- WHAT THE TASK ASKS -
Reproduce the data exactly and drop any pictures it holds.
### RECORDS TO USE ###
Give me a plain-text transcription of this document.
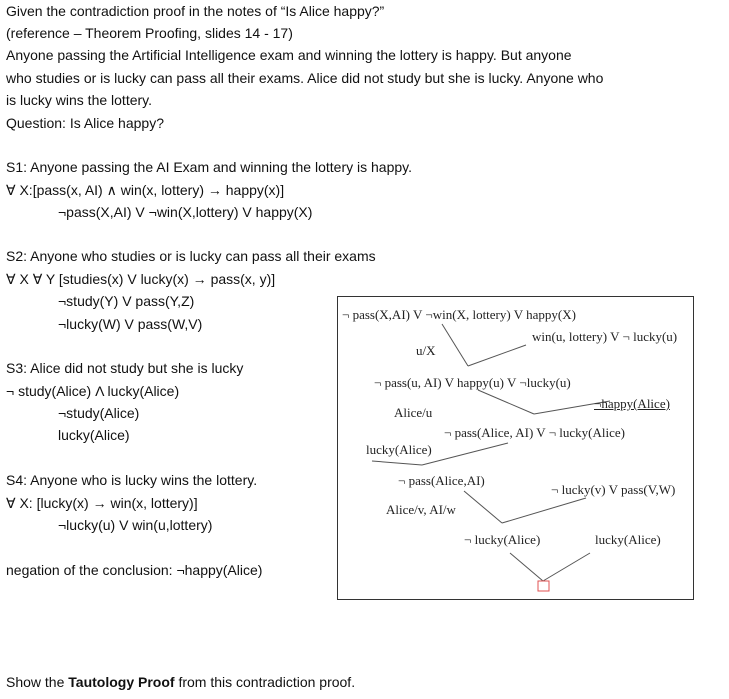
Given the contradiction proof in the notes of “Is Alice happy?”
(reference – Theorem Proofing, slides 14 - 17)
Anyone passing the Artificial Intelligence exam and winning the lottery is happy. But anyone
who studies or is lucky can pass all their exams. Alice did not study but she is lucky. Anyone who
is lucky wins the lottery.
Question: Is Alice happy?
S1: Anyone passing the AI Exam and winning the lottery is happy.
∀ X:[pass(x, AI) ∧ win(x, lottery) → happy(x)]
¬pass(X,AI) V ¬win(X,lottery) V happy(X)
S2: Anyone who studies or is lucky can pass all their exams
∀ X ∀ Y [studies(x) V lucky(x) → pass(x, y)]
¬study(Y) V pass(Y,Z)
¬lucky(W) V pass(W,V)
S3: Alice did not study but she is lucky
¬ study(Alice) Λ lucky(Alice)
¬study(Alice)
lucky(Alice)
S4: Anyone who is lucky wins the lottery.
∀ X: [lucky(x) → win(x, lottery)]
¬lucky(u) V win(u,lottery)
negation of the conclusion: ¬happy(Alice)
¬ pass(X,AI) V ¬win(X, lottery) V happy(X)
win(u, lottery) V ¬ lucky(u)
u/X
¬ pass(u, AI) V happy(u) V ¬lucky(u)
¬happy(Alice)
Alice/u
¬ pass(Alice, AI) V ¬ lucky(Alice)
lucky(Alice)
¬ pass(Alice,AI)
¬ lucky(v) V pass(V,W)
Alice/v, AI/w
¬ lucky(Alice)	lucky(Alice)
Show the Tautology Proof from this contradiction proof.
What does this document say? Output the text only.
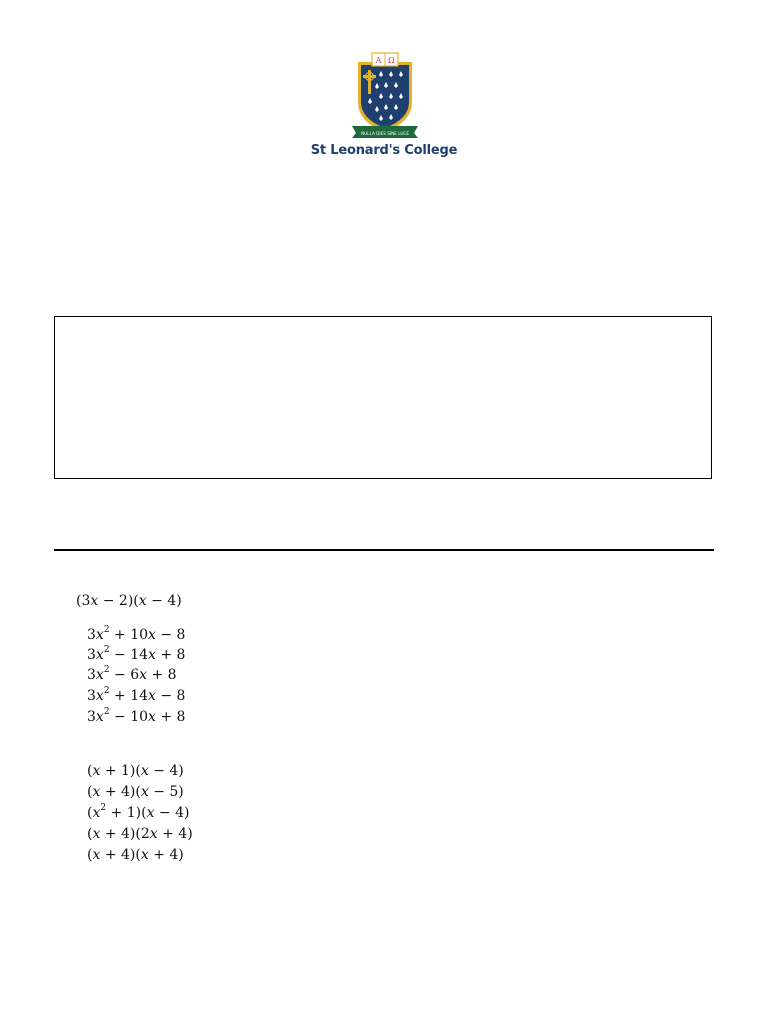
A Ω
NULLA DIES SINE LUCE
St Leonard's College
(3x − 2)(x − 4)
$3x^2 + 10x - 8$
$3x^2 - 14x + 8$
$3x^2 - 6x + 8$
$3x^2 + 14x - 8$
$3x^2 - 10x + 8$
(x + 1)(x − 4)
(x + 4)(x − 5)
$(x^2 + 1)(x - 4)$
(x + 4)(2x + 4)
(x + 4)(x + 4)
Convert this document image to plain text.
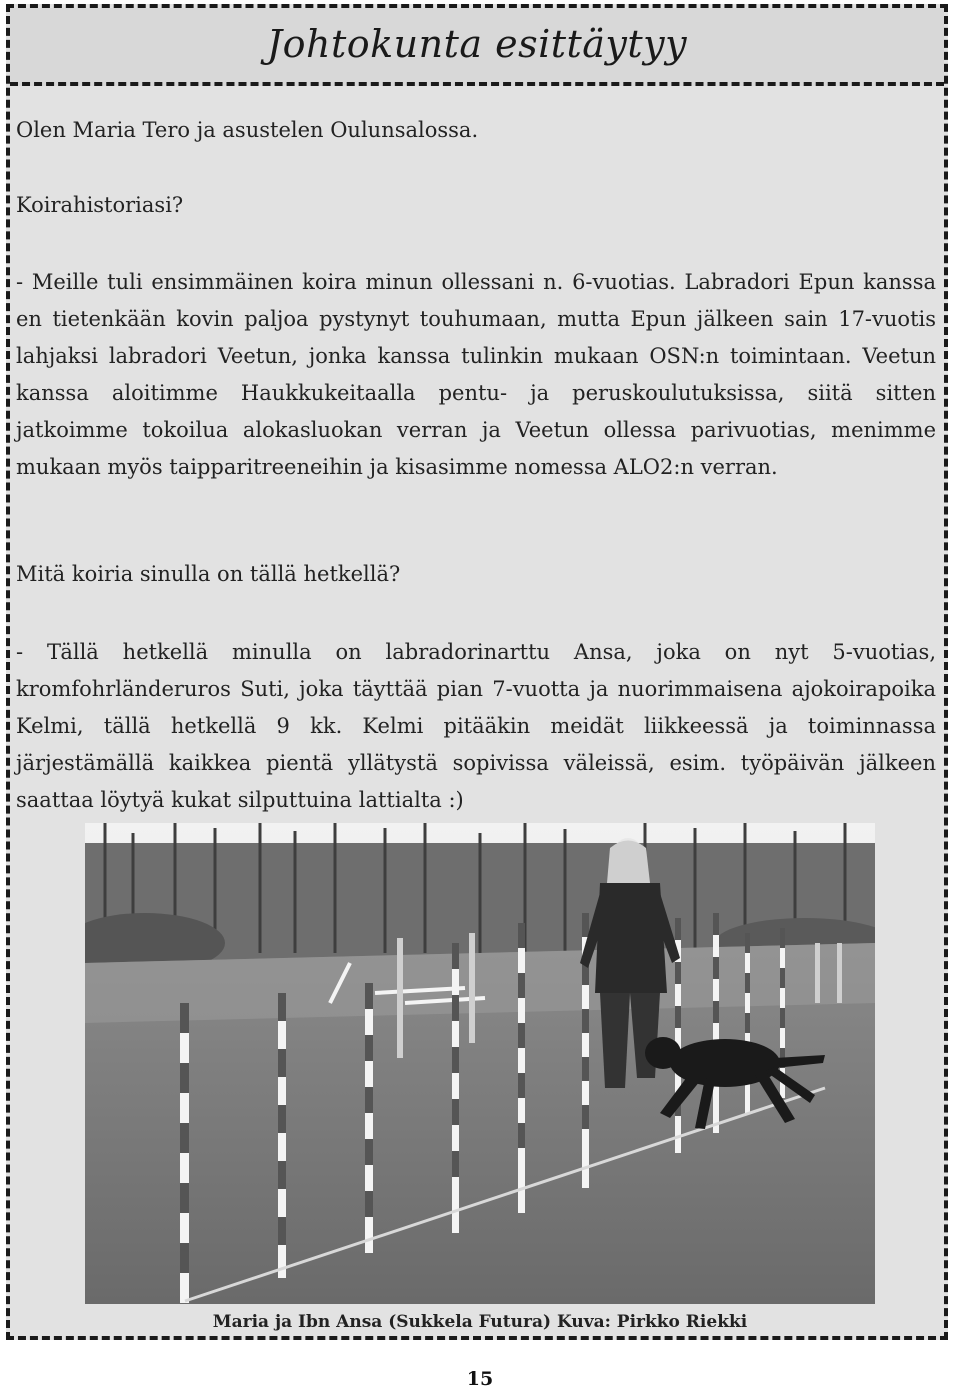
Johtokunta esittäytyy
Olen Maria Tero ja asustelen Oulunsalossa.
Koirahistoriasi?
- Meille tuli ensimmäinen koira minun ollessani n. 6-vuotias. Labradori Epun kanssa en tietenkään kovin paljoa pystynyt touhumaan, mutta Epun jälkeen sain 17-vuotis lahjaksi labradori Veetun, jonka kanssa tulinkin mukaan OSN:n toimintaan. Veetun kanssa aloitimme Haukkukeitaalla pentu- ja peruskoulutuksissa, siitä sitten jatkoimme tokoilua alokasluokan verran ja Veetun ollessa parivuotias, menimme mukaan myös taipparitreeneihin ja kisasimme nomessa ALO2:n verran.
Mitä koiria sinulla on tällä hetkellä?
- Tällä hetkellä minulla on labradorinarttu Ansa, joka on nyt 5-vuotias, kromfohrländeruros Suti, joka täyttää pian 7-vuotta ja nuorimmaisena ajokoirapoika Kelmi, tällä hetkellä 9 kk. Kelmi pitääkin meidät liikkeessä ja toiminnassa järjestämällä kaikkea pientä yllätystä sopivissa väleissä, esim. työpäivän jälkeen saattaa löytyä kukat silputtuina lattialta :)
Maria ja Ibn Ansa (Sukkela Futura) Kuva: Pirkko Riekki
15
###
- SOLUTION TO THIS EXERCISE -
Give me a plain-text transcription of this document.
Given the contradiction proof in the notes of “Is Alice happy?”
(reference – Theorem Proofing, slides 14 - 17)
Anyone passing the Artificial Intelligence exam and winning the lottery is happy. But anyone
who studies or is lucky can pass all their exams. Alice did not study but she is lucky. Anyone who
is lucky wins the lottery.
Question: Is Alice happy?
S1: Anyone passing the AI Exam and winning the lottery is happy.
∀ X:[pass(x, AI) ∧ win(x, lottery) → happy(x)]
¬pass(X,AI) V ¬win(X,lottery) V happy(X)
S2: Anyone who studies or is lucky can pass all their exams
∀ X ∀ Y [studies(x) V lucky(x) → pass(x, y)]
¬study(Y) V pass(Y,Z)
¬lucky(W) V pass(W,V)
S3: Alice did not study but she is lucky
¬ study(Alice) Λ lucky(Alice)
¬study(Alice)
lucky(Alice)
S4: Anyone who is lucky wins the lottery.
∀ X: [lucky(x) → win(x, lottery)]
¬lucky(u) V win(u,lottery)
negation of the conclusion: ¬happy(Alice)
¬ pass(X,AI) V ¬win(X, lottery) V happy(X)
win(u, lottery) V ¬ lucky(u)
u/X
¬ pass(u, AI) V happy(u) V ¬lucky(u)
¬happy(Alice)
Alice/u
¬ pass(Alice, AI) V ¬ lucky(Alice)
lucky(Alice)
¬ pass(Alice,AI)
¬ lucky(v) V pass(V,W)
Alice/v, AI/w
¬ lucky(Alice)	lucky(Alice)
Show the Tautology Proof from this contradiction proof.
What does this document say? Output the text only.
A Ω
NULLA DIES SINE LUCE
St Leonard's College
(3x − 2)(x − 4)
$3x^2 + 10x - 8$
$3x^2 - 14x + 8$
$3x^2 - 6x + 8$
$3x^2 + 14x - 8$
$3x^2 - 10x + 8$
(x + 1)(x − 4)
(x + 4)(x − 5)
$(x^2 + 1)(x - 4)$
(x + 4)(2x + 4)
(x + 4)(x + 4)
Convert this document image to plain text.
Johtokunta esittäytyy
Olen Maria Tero ja asustelen Oulunsalossa.
Koirahistoriasi?
- Meille tuli ensimmäinen koira minun ollessani n. 6-vuotias. Labradori Epun kanssa en tietenkään kovin paljoa pystynyt touhumaan, mutta Epun jälkeen sain 17-vuotis lahjaksi labradori Veetun, jonka kanssa tulinkin mukaan OSN:n toimintaan. Veetun kanssa aloitimme Haukkukeitaalla pentu- ja peruskoulutuksissa, siitä sitten jatkoimme tokoilua alokasluokan verran ja Veetun ollessa parivuotias, menimme mukaan myös taipparitreeneihin ja kisasimme nomessa ALO2:n verran.
Mitä koiria sinulla on tällä hetkellä?
- Tällä hetkellä minulla on labradorinarttu Ansa, joka on nyt 5-vuotias, kromfohrländeruros Suti, joka täyttää pian 7-vuotta ja nuorimmaisena ajokoirapoika Kelmi, tällä hetkellä 9 kk. Kelmi pitääkin meidät liikkeessä ja toiminnassa järjestämällä kaikkea pientä yllätystä sopivissa väleissä, esim. työpäivän jälkeen saattaa löytyä kukat silputtuina lattialta :)
Maria ja Ibn Ansa (Sukkela Futura) Kuva: Pirkko Riekki
15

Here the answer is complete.